> [TASK DETAILS]
Below are the records; locate each line with the word "What" and copy it.

/---

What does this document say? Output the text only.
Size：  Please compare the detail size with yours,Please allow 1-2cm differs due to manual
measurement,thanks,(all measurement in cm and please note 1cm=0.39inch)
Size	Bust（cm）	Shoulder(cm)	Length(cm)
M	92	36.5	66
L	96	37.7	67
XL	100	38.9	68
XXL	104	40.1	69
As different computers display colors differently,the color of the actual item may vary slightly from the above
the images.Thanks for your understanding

\---
/---

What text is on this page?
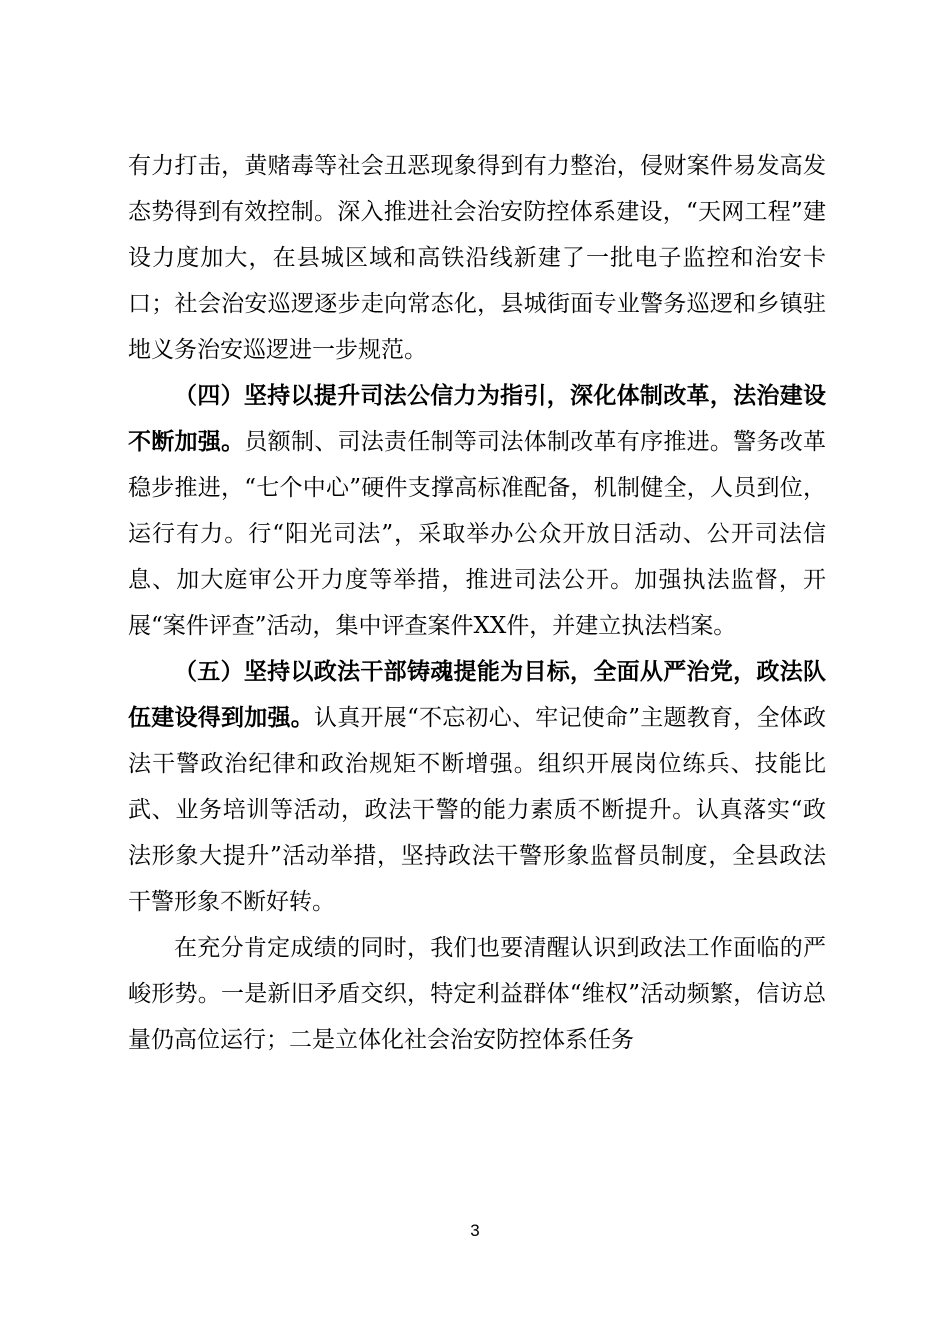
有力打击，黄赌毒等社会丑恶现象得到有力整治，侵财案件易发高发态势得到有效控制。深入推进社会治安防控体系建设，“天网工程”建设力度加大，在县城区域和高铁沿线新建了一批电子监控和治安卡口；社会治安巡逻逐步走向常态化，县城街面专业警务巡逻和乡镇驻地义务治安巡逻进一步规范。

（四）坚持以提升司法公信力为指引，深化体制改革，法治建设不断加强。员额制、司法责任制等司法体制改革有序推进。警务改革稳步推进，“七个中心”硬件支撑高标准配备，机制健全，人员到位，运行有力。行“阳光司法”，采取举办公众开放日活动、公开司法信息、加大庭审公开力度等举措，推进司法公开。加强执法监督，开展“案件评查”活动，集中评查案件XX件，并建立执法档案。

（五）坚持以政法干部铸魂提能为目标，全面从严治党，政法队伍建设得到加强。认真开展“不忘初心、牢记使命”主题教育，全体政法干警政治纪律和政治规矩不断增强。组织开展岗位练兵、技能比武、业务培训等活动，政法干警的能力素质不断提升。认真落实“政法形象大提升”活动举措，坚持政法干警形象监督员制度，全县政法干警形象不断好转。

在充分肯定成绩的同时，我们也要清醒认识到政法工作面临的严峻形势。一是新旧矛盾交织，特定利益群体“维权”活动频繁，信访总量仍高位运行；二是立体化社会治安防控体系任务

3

\---

> [EXERCISE RESULT]
What does this document say? Output the text only.
What text is on this page?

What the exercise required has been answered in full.